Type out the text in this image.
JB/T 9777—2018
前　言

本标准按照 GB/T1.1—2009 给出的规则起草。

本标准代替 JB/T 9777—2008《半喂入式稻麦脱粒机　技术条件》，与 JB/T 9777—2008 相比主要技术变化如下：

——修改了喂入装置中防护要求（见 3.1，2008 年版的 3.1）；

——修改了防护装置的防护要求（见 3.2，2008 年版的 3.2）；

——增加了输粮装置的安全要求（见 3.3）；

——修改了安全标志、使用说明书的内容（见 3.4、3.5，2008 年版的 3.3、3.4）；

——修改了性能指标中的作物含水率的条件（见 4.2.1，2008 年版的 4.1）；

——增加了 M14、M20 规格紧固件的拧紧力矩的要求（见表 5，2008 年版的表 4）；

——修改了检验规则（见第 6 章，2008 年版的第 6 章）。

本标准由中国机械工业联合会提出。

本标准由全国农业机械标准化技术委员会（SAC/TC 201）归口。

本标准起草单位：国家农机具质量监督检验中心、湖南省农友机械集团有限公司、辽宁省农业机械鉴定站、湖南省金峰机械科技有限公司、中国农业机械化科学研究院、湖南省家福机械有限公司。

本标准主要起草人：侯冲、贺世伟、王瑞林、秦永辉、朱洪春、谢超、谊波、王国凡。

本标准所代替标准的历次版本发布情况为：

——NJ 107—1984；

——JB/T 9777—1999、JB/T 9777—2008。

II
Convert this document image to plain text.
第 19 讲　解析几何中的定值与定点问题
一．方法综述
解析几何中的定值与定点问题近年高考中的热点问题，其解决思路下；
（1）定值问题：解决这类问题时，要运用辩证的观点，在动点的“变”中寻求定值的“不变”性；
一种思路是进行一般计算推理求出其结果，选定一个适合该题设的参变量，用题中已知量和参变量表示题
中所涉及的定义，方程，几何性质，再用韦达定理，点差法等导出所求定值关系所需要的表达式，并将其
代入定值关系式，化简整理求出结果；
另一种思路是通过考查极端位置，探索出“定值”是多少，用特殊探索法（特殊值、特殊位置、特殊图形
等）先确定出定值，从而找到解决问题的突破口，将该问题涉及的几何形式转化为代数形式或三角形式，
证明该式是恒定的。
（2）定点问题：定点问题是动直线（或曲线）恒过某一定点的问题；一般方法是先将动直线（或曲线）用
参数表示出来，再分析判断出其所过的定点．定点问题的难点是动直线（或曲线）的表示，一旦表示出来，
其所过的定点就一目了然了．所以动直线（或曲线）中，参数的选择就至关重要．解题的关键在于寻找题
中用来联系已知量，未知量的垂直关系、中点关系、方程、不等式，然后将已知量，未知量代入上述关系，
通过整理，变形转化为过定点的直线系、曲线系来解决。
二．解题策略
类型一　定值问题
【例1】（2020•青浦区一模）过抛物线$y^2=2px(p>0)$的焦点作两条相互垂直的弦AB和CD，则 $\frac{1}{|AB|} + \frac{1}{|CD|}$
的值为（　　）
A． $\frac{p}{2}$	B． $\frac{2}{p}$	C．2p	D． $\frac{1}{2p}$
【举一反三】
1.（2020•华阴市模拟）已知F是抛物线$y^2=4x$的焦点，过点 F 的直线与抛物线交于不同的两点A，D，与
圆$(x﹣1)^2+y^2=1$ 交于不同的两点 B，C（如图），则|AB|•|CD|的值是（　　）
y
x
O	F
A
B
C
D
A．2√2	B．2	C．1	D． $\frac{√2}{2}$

.....

## Your objective
Extract the complete listing above, reproducing each line exactly.

## Exercise output
Type out the text in this image.
JB/T 9777—2018
前　言

本标准按照 GB/T1.1—2009 给出的规则起草。

本标准代替 JB/T 9777—2008《半喂入式稻麦脱粒机　技术条件》，与 JB/T 9777—2008 相比主要技术变化如下：

——修改了喂入装置中防护要求（见 3.1，2008 年版的 3.1）；

——修改了防护装置的防护要求（见 3.2，2008 年版的 3.2）；

——增加了输粮装置的安全要求（见 3.3）；

——修改了安全标志、使用说明书的内容（见 3.4、3.5，2008 年版的 3.3、3.4）；

——修改了性能指标中的作物含水率的条件（见 4.2.1，2008 年版的 4.1）；

——增加了 M14、M20 规格紧固件的拧紧力矩的要求（见表 5，2008 年版的表 4）；

——修改了检验规则（见第 6 章，2008 年版的第 6 章）。

本标准由中国机械工业联合会提出。

本标准由全国农业机械标准化技术委员会（SAC/TC 201）归口。

本标准起草单位：国家农机具质量监督检验中心、湖南省农友机械集团有限公司、辽宁省农业机械鉴定站、湖南省金峰机械科技有限公司、中国农业机械化科学研究院、湖南省家福机械有限公司。

本标准主要起草人：侯冲、贺世伟、王瑞林、秦永辉、朱洪春、谢超、谊波、王国凡。

本标准所代替标准的历次版本发布情况为：

——NJ 107—1984；

——JB/T 9777—1999、JB/T 9777—2008。

II
Convert this document image to plain text.
第 19 讲　解析几何中的定值与定点问题
一．方法综述
解析几何中的定值与定点问题近年高考中的热点问题，其解决思路下；
（1）定值问题：解决这类问题时，要运用辩证的观点，在动点的“变”中寻求定值的“不变”性；
一种思路是进行一般计算推理求出其结果，选定一个适合该题设的参变量，用题中已知量和参变量表示题
中所涉及的定义，方程，几何性质，再用韦达定理，点差法等导出所求定值关系所需要的表达式，并将其
代入定值关系式，化简整理求出结果；
另一种思路是通过考查极端位置，探索出“定值”是多少，用特殊探索法（特殊值、特殊位置、特殊图形
等）先确定出定值，从而找到解决问题的突破口，将该问题涉及的几何形式转化为代数形式或三角形式，
证明该式是恒定的。
（2）定点问题：定点问题是动直线（或曲线）恒过某一定点的问题；一般方法是先将动直线（或曲线）用
参数表示出来，再分析判断出其所过的定点．定点问题的难点是动直线（或曲线）的表示，一旦表示出来，
其所过的定点就一目了然了．所以动直线（或曲线）中，参数的选择就至关重要．解题的关键在于寻找题
中用来联系已知量，未知量的垂直关系、中点关系、方程、不等式，然后将已知量，未知量代入上述关系，
通过整理，变形转化为过定点的直线系、曲线系来解决。
二．解题策略
类型一　定值问题
【例1】（2020•青浦区一模）过抛物线$y^2=2px(p>0)$的焦点作两条相互垂直的弦AB和CD，则 $\frac{1}{|AB|} + \frac{1}{|CD|}$
的值为（　　）
A． $\frac{p}{2}$	B． $\frac{2}{p}$	C．2p	D． $\frac{1}{2p}$
【举一反三】
1.（2020•华阴市模拟）已知F是抛物线$y^2=4x$的焦点，过点 F 的直线与抛物线交于不同的两点A，D，与
圆$(x﹣1)^2+y^2=1$ 交于不同的两点 B，C（如图），则|AB|•|CD|的值是（　　）
y
x
O	F
A
B
C
D
A．2√2	B．2	C．1	D． $\frac{√2}{2}$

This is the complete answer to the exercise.